To be done: Quote all entries exactly, leaving pictures aside.

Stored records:

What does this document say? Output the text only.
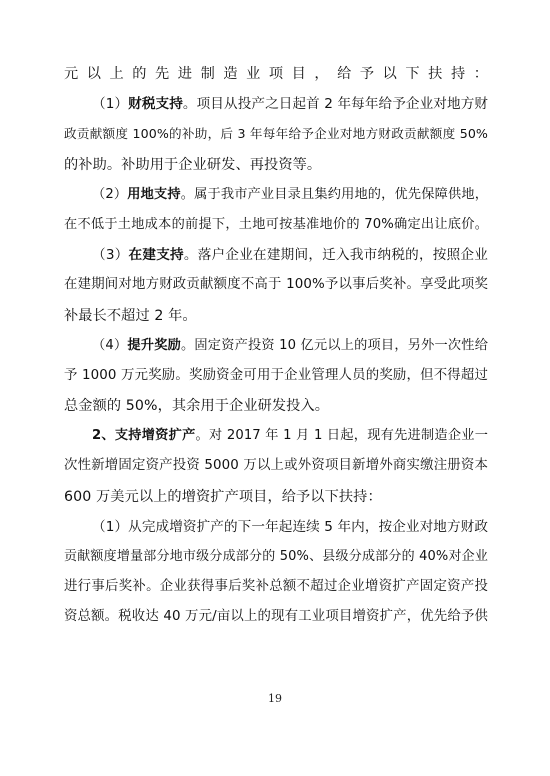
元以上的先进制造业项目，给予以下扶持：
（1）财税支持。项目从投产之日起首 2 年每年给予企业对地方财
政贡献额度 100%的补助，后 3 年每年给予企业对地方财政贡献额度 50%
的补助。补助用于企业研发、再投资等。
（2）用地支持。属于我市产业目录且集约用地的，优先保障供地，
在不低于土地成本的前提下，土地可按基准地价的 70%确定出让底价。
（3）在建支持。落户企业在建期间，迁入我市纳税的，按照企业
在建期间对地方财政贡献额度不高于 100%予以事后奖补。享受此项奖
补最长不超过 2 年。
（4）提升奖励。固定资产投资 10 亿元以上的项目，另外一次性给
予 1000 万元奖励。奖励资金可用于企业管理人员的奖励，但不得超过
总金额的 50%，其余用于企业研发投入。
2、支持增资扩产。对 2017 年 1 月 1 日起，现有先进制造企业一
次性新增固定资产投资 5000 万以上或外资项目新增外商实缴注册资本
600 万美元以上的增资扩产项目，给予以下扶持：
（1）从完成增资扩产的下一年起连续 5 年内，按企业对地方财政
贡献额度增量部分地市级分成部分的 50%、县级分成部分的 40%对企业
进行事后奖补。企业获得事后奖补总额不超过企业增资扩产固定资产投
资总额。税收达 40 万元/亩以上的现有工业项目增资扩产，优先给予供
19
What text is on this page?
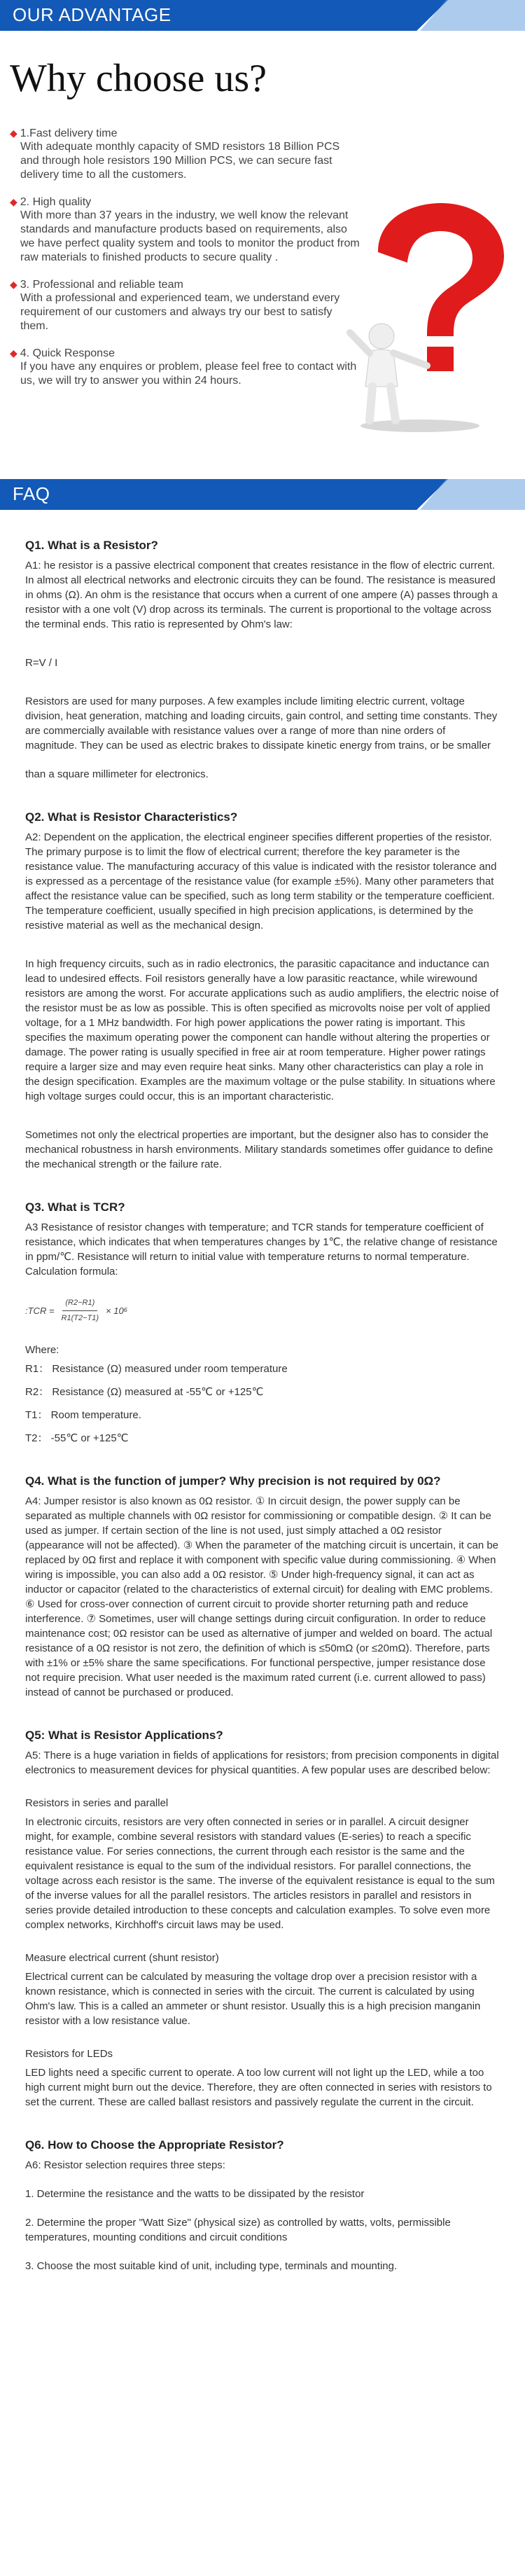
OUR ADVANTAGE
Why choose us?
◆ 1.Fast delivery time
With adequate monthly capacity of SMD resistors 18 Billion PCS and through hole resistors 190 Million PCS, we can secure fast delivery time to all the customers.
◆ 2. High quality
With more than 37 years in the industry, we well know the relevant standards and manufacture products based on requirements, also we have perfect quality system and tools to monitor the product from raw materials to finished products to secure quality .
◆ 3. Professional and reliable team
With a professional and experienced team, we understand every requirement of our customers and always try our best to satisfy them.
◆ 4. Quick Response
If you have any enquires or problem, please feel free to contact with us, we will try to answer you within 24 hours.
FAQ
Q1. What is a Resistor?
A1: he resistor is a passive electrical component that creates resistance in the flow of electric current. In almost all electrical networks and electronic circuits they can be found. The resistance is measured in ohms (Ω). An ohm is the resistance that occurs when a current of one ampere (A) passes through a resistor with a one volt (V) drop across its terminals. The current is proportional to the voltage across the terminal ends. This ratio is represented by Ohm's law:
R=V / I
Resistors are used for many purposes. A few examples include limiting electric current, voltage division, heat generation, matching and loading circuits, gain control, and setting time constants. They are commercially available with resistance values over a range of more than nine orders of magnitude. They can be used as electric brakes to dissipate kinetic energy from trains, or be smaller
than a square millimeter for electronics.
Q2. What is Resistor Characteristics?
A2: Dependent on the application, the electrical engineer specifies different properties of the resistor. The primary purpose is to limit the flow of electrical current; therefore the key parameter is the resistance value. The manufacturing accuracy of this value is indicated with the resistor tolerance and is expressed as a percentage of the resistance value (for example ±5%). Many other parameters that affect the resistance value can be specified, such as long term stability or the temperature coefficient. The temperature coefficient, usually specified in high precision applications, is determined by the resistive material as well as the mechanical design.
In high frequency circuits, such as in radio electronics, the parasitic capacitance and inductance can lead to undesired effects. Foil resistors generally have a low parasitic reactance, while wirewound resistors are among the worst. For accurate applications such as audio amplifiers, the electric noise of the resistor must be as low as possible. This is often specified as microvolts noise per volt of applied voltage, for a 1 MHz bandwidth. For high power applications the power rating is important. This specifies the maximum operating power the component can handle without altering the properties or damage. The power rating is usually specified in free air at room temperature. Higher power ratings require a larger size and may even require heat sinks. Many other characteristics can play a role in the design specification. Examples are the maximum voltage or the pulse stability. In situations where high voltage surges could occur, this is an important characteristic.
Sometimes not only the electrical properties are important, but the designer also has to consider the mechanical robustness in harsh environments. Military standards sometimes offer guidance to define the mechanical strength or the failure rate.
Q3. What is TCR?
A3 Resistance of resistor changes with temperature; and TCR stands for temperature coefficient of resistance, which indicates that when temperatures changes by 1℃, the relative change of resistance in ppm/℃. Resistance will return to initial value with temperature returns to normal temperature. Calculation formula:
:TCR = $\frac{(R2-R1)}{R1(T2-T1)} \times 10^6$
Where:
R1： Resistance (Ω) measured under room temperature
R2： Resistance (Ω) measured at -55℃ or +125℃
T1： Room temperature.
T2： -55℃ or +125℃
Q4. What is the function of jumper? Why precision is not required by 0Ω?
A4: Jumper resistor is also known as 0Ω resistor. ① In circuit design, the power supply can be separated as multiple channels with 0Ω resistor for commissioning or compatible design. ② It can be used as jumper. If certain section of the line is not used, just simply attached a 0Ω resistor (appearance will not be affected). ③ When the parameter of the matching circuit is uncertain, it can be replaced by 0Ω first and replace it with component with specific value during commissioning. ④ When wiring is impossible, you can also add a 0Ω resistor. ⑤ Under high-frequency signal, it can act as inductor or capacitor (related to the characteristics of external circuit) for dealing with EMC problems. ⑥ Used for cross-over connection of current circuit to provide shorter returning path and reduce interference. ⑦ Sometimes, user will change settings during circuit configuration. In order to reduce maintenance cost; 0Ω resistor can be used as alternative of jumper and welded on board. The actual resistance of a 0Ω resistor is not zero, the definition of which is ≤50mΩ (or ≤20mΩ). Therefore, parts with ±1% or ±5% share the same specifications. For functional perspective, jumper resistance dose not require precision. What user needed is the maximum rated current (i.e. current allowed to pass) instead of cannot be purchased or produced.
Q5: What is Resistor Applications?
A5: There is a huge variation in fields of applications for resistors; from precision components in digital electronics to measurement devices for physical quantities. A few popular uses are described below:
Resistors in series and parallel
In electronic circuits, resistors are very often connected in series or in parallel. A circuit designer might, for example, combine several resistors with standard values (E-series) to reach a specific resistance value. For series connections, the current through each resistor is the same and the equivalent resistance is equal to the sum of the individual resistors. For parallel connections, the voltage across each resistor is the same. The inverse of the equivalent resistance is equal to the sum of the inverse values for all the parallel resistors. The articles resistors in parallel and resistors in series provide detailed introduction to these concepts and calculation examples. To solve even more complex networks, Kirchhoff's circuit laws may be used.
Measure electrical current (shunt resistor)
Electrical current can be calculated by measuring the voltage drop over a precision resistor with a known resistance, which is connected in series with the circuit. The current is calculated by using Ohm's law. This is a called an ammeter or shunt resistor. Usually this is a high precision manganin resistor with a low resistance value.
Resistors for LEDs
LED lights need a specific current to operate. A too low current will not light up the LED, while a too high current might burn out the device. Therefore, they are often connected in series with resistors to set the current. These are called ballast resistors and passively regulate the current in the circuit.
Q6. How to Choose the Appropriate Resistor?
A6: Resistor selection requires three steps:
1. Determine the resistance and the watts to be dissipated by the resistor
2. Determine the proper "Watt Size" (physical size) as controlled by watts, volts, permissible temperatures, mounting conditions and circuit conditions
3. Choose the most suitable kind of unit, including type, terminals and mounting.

Right answer:
What does this document say? Output the text only.
元以上的先进制造业项目，给予以下扶持：
（1）财税支持。项目从投产之日起首 2 年每年给予企业对地方财
政贡献额度 100%的补助，后 3 年每年给予企业对地方财政贡献额度 50%
的补助。补助用于企业研发、再投资等。
（2）用地支持。属于我市产业目录且集约用地的，优先保障供地，
在不低于土地成本的前提下，土地可按基准地价的 70%确定出让底价。
（3）在建支持。落户企业在建期间，迁入我市纳税的，按照企业
在建期间对地方财政贡献额度不高于 100%予以事后奖补。享受此项奖
补最长不超过 2 年。
（4）提升奖励。固定资产投资 10 亿元以上的项目，另外一次性给
予 1000 万元奖励。奖励资金可用于企业管理人员的奖励，但不得超过
总金额的 50%，其余用于企业研发投入。
2、支持增资扩产。对 2017 年 1 月 1 日起，现有先进制造企业一
次性新增固定资产投资 5000 万以上或外资项目新增外商实缴注册资本
600 万美元以上的增资扩产项目，给予以下扶持：
（1）从完成增资扩产的下一年起连续 5 年内，按企业对地方财政
贡献额度增量部分地市级分成部分的 50%、县级分成部分的 40%对企业
进行事后奖补。企业获得事后奖补总额不超过企业增资扩产固定资产投
资总额。税收达 40 万元/亩以上的现有工业项目增资扩产，优先给予供
19
What text is on this page?
OUR ADVANTAGE
Why choose us?
◆ 1.Fast delivery time
With adequate monthly capacity of SMD resistors 18 Billion PCS and through hole resistors 190 Million PCS, we can secure fast delivery time to all the customers.
◆ 2. High quality
With more than 37 years in the industry, we well know the relevant standards and manufacture products based on requirements, also we have perfect quality system and tools to monitor the product from raw materials to finished products to secure quality .
◆ 3. Professional and reliable team
With a professional and experienced team, we understand every requirement of our customers and always try our best to satisfy them.
◆ 4. Quick Response
If you have any enquires or problem, please feel free to contact with us, we will try to answer you within 24 hours.
FAQ
Q1. What is a Resistor?
A1: he resistor is a passive electrical component that creates resistance in the flow of electric current. In almost all electrical networks and electronic circuits they can be found. The resistance is measured in ohms (Ω). An ohm is the resistance that occurs when a current of one ampere (A) passes through a resistor with a one volt (V) drop across its terminals. The current is proportional to the voltage across the terminal ends. This ratio is represented by Ohm's law:
R=V / I
Resistors are used for many purposes. A few examples include limiting electric current, voltage division, heat generation, matching and loading circuits, gain control, and setting time constants. They are commercially available with resistance values over a range of more than nine orders of magnitude. They can be used as electric brakes to dissipate kinetic energy from trains, or be smaller
than a square millimeter for electronics.
Q2. What is Resistor Characteristics?
A2: Dependent on the application, the electrical engineer specifies different properties of the resistor. The primary purpose is to limit the flow of electrical current; therefore the key parameter is the resistance value. The manufacturing accuracy of this value is indicated with the resistor tolerance and is expressed as a percentage of the resistance value (for example ±5%). Many other parameters that affect the resistance value can be specified, such as long term stability or the temperature coefficient. The temperature coefficient, usually specified in high precision applications, is determined by the resistive material as well as the mechanical design.
In high frequency circuits, such as in radio electronics, the parasitic capacitance and inductance can lead to undesired effects. Foil resistors generally have a low parasitic reactance, while wirewound resistors are among the worst. For accurate applications such as audio amplifiers, the electric noise of the resistor must be as low as possible. This is often specified as microvolts noise per volt of applied voltage, for a 1 MHz bandwidth. For high power applications the power rating is important. This specifies the maximum operating power the component can handle without altering the properties or damage. The power rating is usually specified in free air at room temperature. Higher power ratings require a larger size and may even require heat sinks. Many other characteristics can play a role in the design specification. Examples are the maximum voltage or the pulse stability. In situations where high voltage surges could occur, this is an important characteristic.
Sometimes not only the electrical properties are important, but the designer also has to consider the mechanical robustness in harsh environments. Military standards sometimes offer guidance to define the mechanical strength or the failure rate.
Q3. What is TCR?
A3 Resistance of resistor changes with temperature; and TCR stands for temperature coefficient of resistance, which indicates that when temperatures changes by 1℃, the relative change of resistance in ppm/℃. Resistance will return to initial value with temperature returns to normal temperature. Calculation formula:
:TCR = $\frac{(R2-R1)}{R1(T2-T1)} \times 10^6$
Where:
R1： Resistance (Ω) measured under room temperature
R2： Resistance (Ω) measured at -55℃ or +125℃
T1： Room temperature.
T2： -55℃ or +125℃
Q4. What is the function of jumper? Why precision is not required by 0Ω?
A4: Jumper resistor is also known as 0Ω resistor. ① In circuit design, the power supply can be separated as multiple channels with 0Ω resistor for commissioning or compatible design. ② It can be used as jumper. If certain section of the line is not used, just simply attached a 0Ω resistor (appearance will not be affected). ③ When the parameter of the matching circuit is uncertain, it can be replaced by 0Ω first and replace it with component with specific value during commissioning. ④ When wiring is impossible, you can also add a 0Ω resistor. ⑤ Under high-frequency signal, it can act as inductor or capacitor (related to the characteristics of external circuit) for dealing with EMC problems. ⑥ Used for cross-over connection of current circuit to provide shorter returning path and reduce interference. ⑦ Sometimes, user will change settings during circuit configuration. In order to reduce maintenance cost; 0Ω resistor can be used as alternative of jumper and welded on board. The actual resistance of a 0Ω resistor is not zero, the definition of which is ≤50mΩ (or ≤20mΩ). Therefore, parts with ±1% or ±5% share the same specifications. For functional perspective, jumper resistance dose not require precision. What user needed is the maximum rated current (i.e. current allowed to pass) instead of cannot be purchased or produced.
Q5: What is Resistor Applications?
A5: There is a huge variation in fields of applications for resistors; from precision components in digital electronics to measurement devices for physical quantities. A few popular uses are described below:
Resistors in series and parallel
In electronic circuits, resistors are very often connected in series or in parallel. A circuit designer might, for example, combine several resistors with standard values (E-series) to reach a specific resistance value. For series connections, the current through each resistor is the same and the equivalent resistance is equal to the sum of the individual resistors. For parallel connections, the voltage across each resistor is the same. The inverse of the equivalent resistance is equal to the sum of the inverse values for all the parallel resistors. The articles resistors in parallel and resistors in series provide detailed introduction to these concepts and calculation examples. To solve even more complex networks, Kirchhoff's circuit laws may be used.
Measure electrical current (shunt resistor)
Electrical current can be calculated by measuring the voltage drop over a precision resistor with a known resistance, which is connected in series with the circuit. The current is calculated by using Ohm's law. This is a called an ammeter or shunt resistor. Usually this is a high precision manganin resistor with a low resistance value.
Resistors for LEDs
LED lights need a specific current to operate. A too low current will not light up the LED, while a too high current might burn out the device. Therefore, they are often connected in series with resistors to set the current. These are called ballast resistors and passively regulate the current in the circuit.
Q6. How to Choose the Appropriate Resistor?
A6: Resistor selection requires three steps:
1. Determine the resistance and the watts to be dissipated by the resistor
2. Determine the proper "Watt Size" (physical size) as controlled by watts, volts, permissible temperatures, mounting conditions and circuit conditions
3. Choose the most suitable kind of unit, including type, terminals and mounting.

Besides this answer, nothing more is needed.